Dataset excerpt
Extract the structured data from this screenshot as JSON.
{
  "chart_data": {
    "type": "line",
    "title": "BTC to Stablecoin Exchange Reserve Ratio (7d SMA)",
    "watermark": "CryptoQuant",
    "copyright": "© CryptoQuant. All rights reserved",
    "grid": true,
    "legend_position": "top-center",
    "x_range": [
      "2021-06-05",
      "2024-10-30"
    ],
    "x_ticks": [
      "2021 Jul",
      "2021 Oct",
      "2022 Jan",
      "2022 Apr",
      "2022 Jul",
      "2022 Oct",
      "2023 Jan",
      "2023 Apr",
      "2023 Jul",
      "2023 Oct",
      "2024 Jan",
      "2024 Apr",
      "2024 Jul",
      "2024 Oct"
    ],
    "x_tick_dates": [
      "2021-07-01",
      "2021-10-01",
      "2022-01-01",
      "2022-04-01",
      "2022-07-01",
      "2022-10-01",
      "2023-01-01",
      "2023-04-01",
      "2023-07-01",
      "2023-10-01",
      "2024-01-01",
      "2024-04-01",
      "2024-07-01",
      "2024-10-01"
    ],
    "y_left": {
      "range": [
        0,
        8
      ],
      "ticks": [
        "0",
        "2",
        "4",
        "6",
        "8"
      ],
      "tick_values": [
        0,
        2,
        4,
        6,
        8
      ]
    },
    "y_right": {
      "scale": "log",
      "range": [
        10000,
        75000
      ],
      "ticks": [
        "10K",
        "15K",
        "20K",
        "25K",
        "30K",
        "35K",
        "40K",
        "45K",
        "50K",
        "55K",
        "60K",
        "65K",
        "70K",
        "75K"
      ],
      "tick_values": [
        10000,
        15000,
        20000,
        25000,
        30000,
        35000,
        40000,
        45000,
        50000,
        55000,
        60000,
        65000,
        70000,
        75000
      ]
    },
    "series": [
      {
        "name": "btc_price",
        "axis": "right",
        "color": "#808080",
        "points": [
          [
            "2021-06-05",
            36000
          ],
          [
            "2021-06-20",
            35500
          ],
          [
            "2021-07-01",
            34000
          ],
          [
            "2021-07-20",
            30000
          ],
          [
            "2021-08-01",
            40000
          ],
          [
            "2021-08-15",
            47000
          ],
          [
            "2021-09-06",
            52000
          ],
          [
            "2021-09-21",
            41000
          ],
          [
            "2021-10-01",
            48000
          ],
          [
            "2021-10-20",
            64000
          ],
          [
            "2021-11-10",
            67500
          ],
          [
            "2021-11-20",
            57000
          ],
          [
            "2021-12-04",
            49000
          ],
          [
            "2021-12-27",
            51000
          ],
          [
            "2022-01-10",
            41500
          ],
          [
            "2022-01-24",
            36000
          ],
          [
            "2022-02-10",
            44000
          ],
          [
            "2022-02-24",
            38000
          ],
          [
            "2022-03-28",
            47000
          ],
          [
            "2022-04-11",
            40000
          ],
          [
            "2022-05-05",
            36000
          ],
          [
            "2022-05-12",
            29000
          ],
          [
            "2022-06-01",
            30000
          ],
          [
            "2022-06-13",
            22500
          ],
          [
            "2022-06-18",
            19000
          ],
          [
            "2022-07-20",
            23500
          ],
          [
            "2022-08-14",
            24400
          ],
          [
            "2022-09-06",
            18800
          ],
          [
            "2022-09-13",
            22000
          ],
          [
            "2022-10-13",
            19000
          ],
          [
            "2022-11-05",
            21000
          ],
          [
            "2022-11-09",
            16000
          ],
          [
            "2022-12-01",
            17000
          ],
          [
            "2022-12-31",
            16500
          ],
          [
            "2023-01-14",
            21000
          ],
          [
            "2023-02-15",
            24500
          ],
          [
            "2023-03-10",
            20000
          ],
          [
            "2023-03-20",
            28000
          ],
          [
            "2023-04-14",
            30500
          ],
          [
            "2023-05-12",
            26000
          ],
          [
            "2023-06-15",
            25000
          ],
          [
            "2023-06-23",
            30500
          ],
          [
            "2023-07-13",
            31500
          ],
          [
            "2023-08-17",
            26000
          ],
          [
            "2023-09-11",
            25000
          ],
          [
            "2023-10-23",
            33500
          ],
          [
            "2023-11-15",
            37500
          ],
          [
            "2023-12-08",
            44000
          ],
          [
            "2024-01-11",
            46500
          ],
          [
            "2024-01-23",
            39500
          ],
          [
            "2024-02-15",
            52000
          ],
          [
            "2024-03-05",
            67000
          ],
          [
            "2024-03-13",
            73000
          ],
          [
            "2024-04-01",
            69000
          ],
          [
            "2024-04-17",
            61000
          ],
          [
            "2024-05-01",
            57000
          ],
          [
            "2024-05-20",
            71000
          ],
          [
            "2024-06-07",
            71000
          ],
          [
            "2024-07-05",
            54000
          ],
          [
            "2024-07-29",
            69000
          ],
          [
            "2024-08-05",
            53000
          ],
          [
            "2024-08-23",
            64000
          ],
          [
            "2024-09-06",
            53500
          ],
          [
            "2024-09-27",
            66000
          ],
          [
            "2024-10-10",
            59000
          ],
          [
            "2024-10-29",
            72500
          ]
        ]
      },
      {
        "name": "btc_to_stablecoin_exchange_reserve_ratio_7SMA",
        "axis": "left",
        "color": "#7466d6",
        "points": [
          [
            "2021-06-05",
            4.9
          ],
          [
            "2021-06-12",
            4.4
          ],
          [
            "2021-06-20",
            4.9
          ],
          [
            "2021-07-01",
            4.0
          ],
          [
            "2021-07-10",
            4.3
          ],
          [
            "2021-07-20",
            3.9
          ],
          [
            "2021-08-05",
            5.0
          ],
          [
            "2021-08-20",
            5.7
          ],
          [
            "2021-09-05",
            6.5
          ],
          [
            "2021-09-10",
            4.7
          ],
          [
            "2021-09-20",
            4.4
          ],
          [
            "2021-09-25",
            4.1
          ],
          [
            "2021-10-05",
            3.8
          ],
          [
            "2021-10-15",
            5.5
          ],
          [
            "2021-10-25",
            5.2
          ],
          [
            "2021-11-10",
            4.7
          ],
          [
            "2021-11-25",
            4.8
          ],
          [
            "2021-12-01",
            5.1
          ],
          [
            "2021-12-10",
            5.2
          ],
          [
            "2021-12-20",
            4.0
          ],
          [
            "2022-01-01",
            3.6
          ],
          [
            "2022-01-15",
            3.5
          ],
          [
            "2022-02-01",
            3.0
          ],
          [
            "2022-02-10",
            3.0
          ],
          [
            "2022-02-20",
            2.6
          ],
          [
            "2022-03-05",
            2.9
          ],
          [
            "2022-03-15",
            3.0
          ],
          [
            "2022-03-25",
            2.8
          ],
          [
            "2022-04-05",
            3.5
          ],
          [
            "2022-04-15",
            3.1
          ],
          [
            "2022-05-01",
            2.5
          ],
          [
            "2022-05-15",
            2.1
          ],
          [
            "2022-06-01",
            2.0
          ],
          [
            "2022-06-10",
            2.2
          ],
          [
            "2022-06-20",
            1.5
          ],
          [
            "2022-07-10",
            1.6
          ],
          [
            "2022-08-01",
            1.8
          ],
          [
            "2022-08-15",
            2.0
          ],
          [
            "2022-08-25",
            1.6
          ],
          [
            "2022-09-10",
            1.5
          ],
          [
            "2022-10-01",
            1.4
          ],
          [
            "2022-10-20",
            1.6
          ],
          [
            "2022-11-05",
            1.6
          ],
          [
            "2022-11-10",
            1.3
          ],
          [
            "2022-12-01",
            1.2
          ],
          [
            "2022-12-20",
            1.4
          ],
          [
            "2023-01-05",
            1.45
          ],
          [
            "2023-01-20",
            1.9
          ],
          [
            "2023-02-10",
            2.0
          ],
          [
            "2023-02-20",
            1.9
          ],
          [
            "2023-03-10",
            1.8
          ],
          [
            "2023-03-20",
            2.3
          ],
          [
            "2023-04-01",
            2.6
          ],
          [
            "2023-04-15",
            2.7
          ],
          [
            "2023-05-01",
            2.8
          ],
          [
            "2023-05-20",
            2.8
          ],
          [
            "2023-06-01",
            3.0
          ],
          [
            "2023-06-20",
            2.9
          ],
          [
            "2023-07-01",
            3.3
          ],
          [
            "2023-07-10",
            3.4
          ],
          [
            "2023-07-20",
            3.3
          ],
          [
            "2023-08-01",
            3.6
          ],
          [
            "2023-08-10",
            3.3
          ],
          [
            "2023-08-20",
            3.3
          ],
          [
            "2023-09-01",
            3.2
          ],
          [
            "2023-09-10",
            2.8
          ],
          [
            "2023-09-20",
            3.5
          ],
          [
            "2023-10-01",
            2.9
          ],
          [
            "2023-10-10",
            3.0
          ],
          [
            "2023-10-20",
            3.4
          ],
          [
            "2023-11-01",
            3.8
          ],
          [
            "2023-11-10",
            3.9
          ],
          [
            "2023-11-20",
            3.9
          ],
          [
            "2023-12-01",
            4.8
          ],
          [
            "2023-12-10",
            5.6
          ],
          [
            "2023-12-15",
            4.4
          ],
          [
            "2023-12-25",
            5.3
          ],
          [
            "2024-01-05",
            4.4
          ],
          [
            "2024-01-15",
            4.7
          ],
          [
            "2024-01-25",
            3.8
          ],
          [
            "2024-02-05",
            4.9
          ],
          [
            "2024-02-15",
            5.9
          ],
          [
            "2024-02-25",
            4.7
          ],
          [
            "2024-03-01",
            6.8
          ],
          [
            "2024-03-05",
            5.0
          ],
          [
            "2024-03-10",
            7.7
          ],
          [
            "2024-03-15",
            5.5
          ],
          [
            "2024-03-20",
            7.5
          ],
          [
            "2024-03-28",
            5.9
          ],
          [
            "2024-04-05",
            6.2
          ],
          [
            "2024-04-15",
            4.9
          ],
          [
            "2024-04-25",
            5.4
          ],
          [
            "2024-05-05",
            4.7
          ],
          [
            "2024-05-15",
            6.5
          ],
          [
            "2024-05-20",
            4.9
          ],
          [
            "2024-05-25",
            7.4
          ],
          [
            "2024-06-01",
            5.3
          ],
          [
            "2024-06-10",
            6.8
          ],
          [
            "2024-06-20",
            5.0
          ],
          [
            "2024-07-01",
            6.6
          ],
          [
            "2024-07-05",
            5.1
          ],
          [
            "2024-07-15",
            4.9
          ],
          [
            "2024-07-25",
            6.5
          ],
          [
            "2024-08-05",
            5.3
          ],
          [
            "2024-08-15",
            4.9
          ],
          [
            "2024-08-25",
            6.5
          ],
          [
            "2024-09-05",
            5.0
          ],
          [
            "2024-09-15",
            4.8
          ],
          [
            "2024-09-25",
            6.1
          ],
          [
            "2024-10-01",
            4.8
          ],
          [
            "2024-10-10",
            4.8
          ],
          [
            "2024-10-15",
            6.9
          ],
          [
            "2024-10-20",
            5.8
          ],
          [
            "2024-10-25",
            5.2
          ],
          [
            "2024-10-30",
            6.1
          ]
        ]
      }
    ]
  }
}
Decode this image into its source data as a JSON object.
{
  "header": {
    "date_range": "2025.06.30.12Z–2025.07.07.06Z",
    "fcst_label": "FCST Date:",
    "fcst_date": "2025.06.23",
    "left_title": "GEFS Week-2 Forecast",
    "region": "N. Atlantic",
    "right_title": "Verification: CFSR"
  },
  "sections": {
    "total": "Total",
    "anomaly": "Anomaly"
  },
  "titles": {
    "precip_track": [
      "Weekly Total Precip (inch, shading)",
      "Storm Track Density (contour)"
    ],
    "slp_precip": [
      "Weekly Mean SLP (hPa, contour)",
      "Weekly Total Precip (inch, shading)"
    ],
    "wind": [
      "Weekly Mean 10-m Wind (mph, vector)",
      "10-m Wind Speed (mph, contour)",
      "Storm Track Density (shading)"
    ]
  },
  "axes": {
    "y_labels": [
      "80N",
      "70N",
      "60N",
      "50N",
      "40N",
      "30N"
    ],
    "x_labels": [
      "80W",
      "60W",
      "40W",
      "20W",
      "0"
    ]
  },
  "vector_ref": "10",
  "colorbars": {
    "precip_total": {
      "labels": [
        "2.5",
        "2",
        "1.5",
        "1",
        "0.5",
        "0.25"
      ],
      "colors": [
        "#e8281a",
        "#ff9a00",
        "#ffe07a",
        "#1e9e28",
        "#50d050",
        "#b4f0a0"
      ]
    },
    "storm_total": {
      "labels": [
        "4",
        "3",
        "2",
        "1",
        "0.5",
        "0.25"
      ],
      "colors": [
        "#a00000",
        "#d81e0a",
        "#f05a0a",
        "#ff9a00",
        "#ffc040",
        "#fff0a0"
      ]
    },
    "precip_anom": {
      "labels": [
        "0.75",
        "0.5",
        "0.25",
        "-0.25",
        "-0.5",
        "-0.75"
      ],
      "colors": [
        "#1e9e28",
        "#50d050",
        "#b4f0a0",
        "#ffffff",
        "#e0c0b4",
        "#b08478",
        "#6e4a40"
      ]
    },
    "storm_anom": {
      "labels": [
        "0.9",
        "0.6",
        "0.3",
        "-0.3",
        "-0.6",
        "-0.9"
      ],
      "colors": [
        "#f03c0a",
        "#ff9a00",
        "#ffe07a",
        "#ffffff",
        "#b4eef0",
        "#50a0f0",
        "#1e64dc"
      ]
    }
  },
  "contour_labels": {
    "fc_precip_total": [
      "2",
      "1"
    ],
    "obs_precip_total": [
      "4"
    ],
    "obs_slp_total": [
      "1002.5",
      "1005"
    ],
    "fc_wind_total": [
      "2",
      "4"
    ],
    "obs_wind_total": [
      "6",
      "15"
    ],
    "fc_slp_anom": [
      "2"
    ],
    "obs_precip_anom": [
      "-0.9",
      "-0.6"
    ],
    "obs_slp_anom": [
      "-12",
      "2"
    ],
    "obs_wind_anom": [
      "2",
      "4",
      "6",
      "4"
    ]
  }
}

# WRITTEN INSTRUCTION
In the entries above, find each line with the word "JSON" and show it.

# THE RESULT
Extract the structured data from this screenshot as JSON.
Decode this image into its source data as a JSON object.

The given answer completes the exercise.